■ Work required
Copy out the listing in full, exactly as written, but not its pictures.

Data records:
=====

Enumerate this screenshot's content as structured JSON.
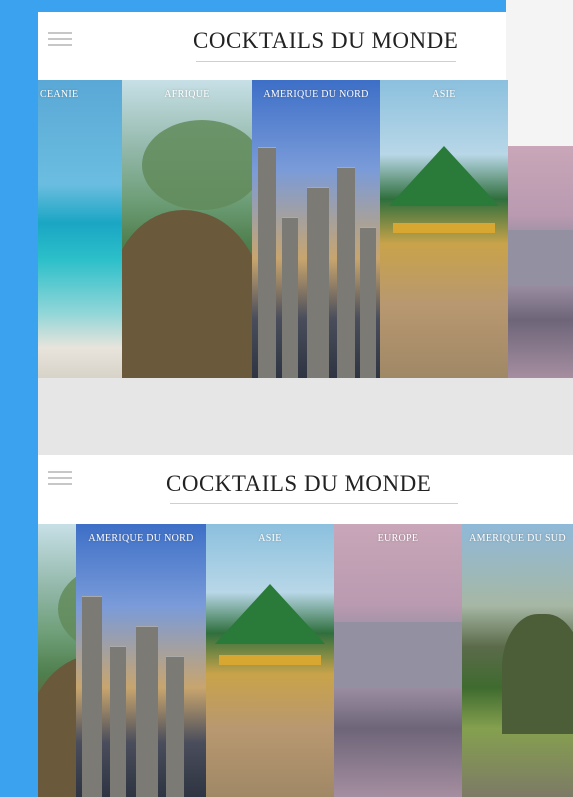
{
  "header_top": {
    "title": "COCKTAILS DU MONDE",
    "menu_icon": "hamburger-icon"
  },
  "strip_top": {
    "panels": [
      {
        "label": "CEANIE"
      },
      {
        "label": "AFRIQUE"
      },
      {
        "label": "AMERIQUE DU NORD"
      },
      {
        "label": "ASIE"
      },
      {
        "label": ""
      }
    ]
  },
  "header_bottom": {
    "title": "COCKTAILS DU MONDE",
    "menu_icon": "hamburger-icon"
  },
  "strip_bottom": {
    "panels": [
      {
        "label": ""
      },
      {
        "label": "AMERIQUE DU NORD"
      },
      {
        "label": "ASIE"
      },
      {
        "label": "EUROPE"
      },
      {
        "label": "AMERIQUE DU SUD"
      }
    ]
  },
  "colors": {
    "background": "#e6e6e6",
    "blue_frame": "#3aa2ee",
    "header_bg": "#ffffff"
  }
}
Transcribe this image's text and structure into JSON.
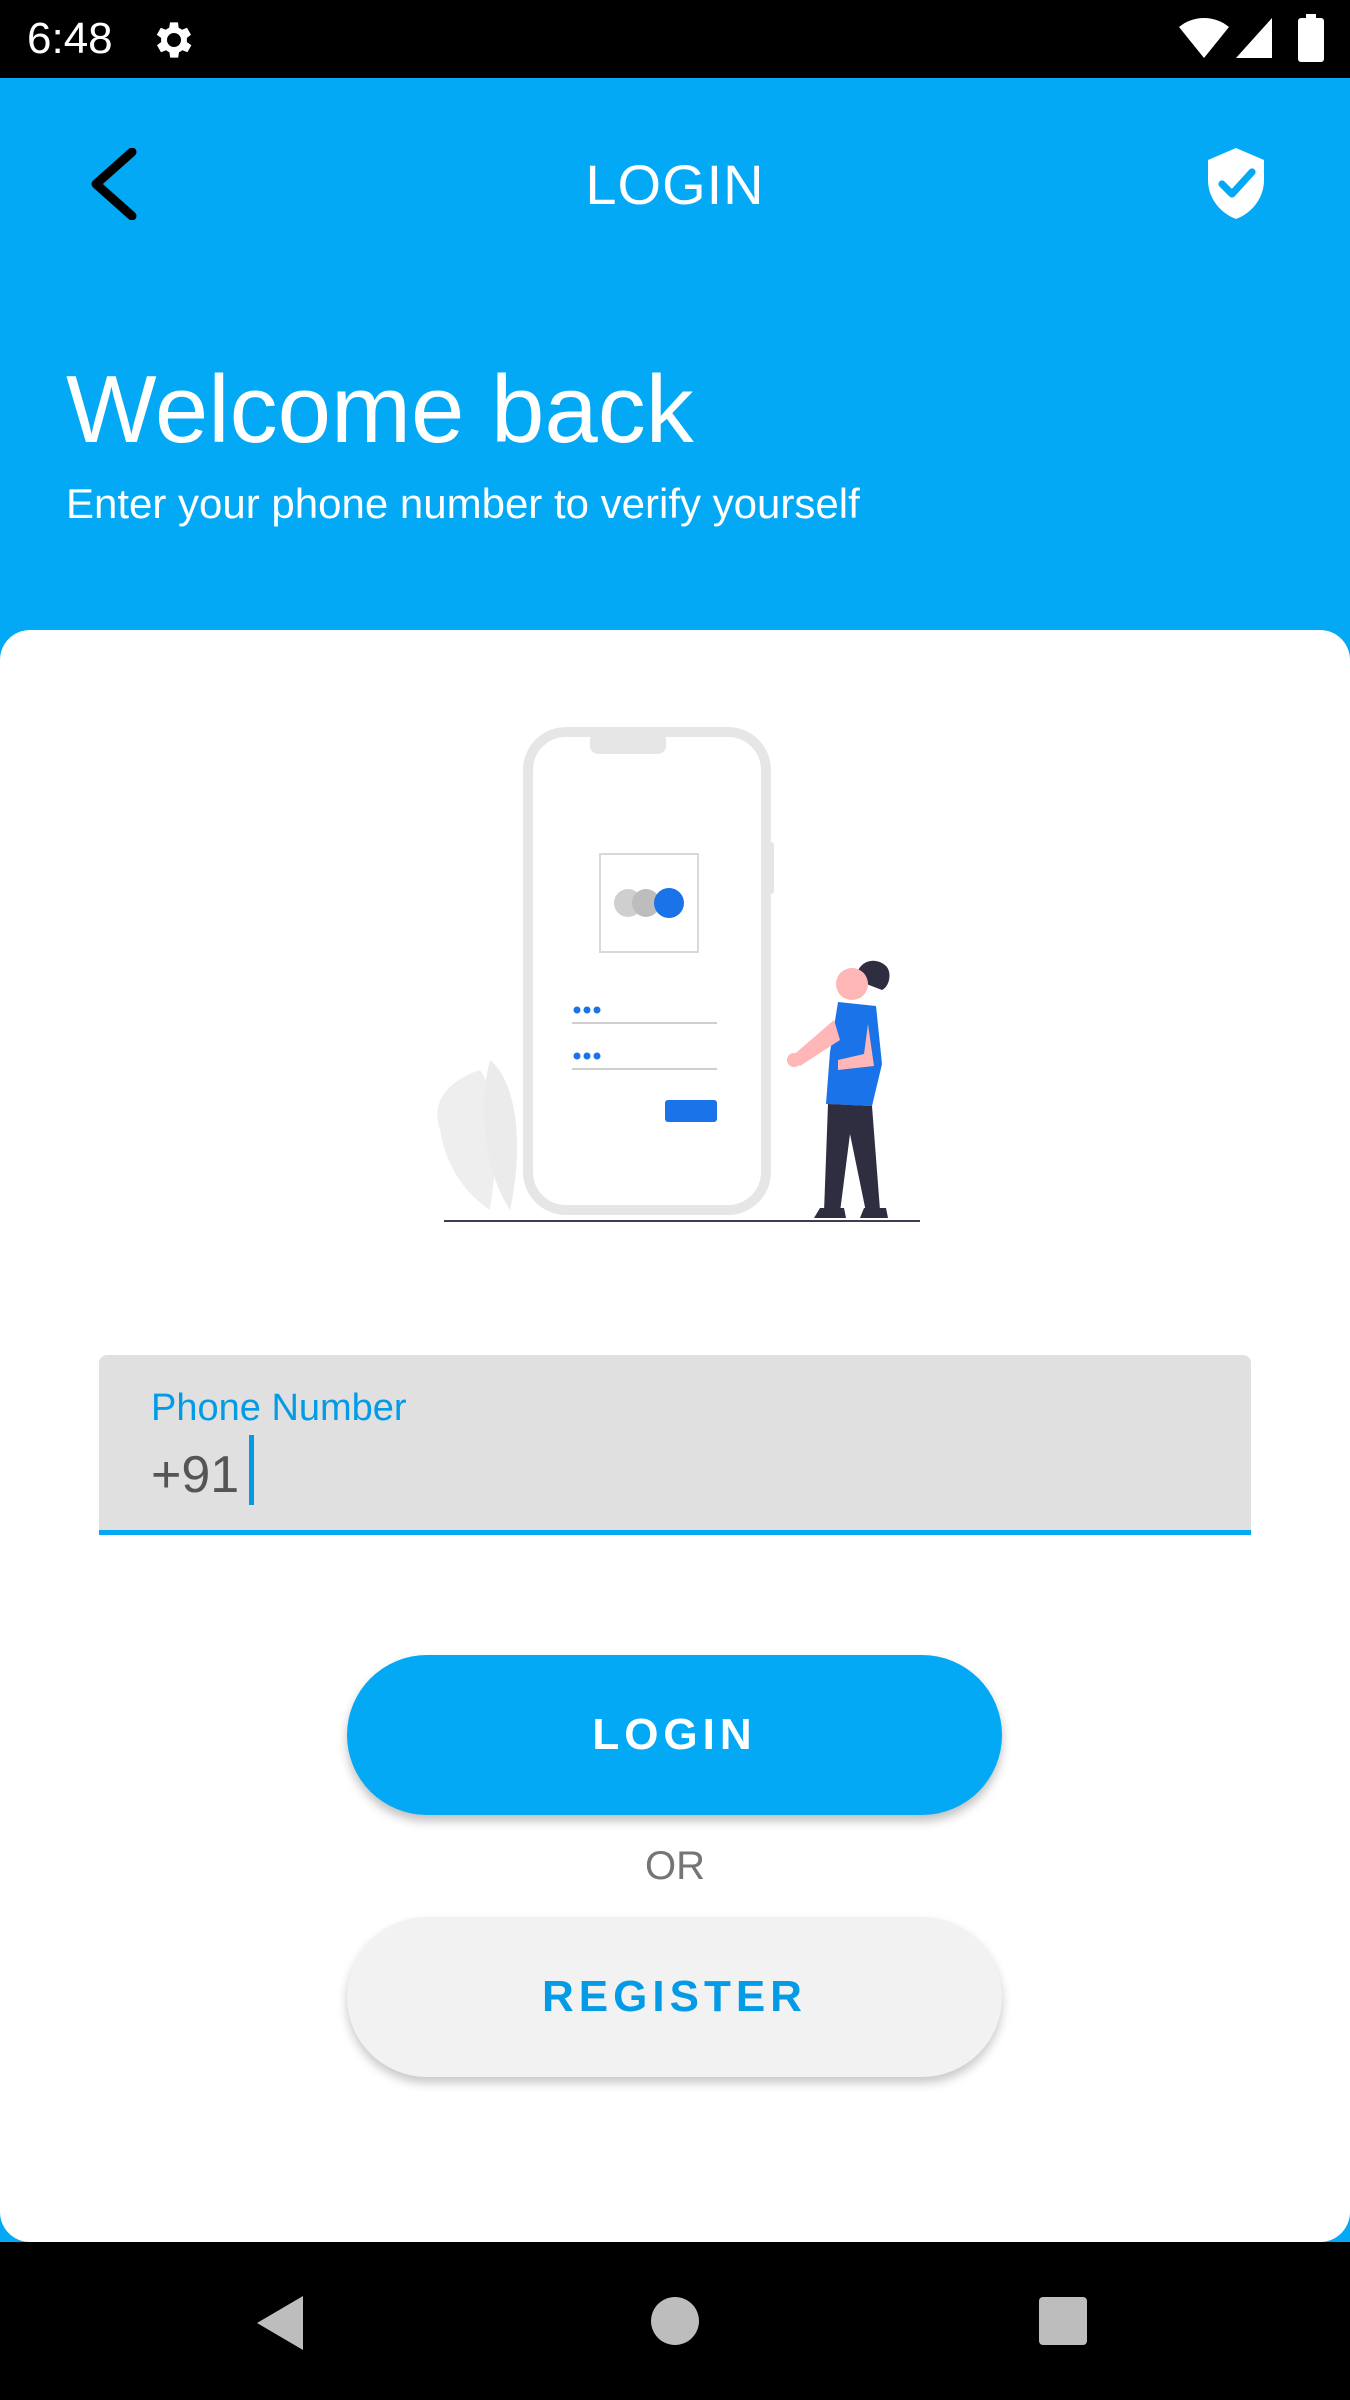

=====

■ Response for this exercise
Enumerate this screenshot's content as structured JSON.
{
  "header_top": {
    "title": "COCKTAILS DU MONDE",
    "menu_icon": "hamburger-icon"
  },
  "strip_top": {
    "panels": [
      {
        "label": "CEANIE"
      },
      {
        "label": "AFRIQUE"
      },
      {
        "label": "AMERIQUE DU NORD"
      },
      {
        "label": "ASIE"
      },
      {
        "label": ""
      }
    ]
  },
  "header_bottom": {
    "title": "COCKTAILS DU MONDE",
    "menu_icon": "hamburger-icon"
  },
  "strip_bottom": {
    "panels": [
      {
        "label": ""
      },
      {
        "label": "AMERIQUE DU NORD"
      },
      {
        "label": "ASIE"
      },
      {
        "label": "EUROPE"
      },
      {
        "label": "AMERIQUE DU SUD"
      }
    ]
  },
  "colors": {
    "background": "#e6e6e6",
    "blue_frame": "#3aa2ee",
    "header_bg": "#ffffff"
  }
}
Transcribe this image's text and structure into JSON.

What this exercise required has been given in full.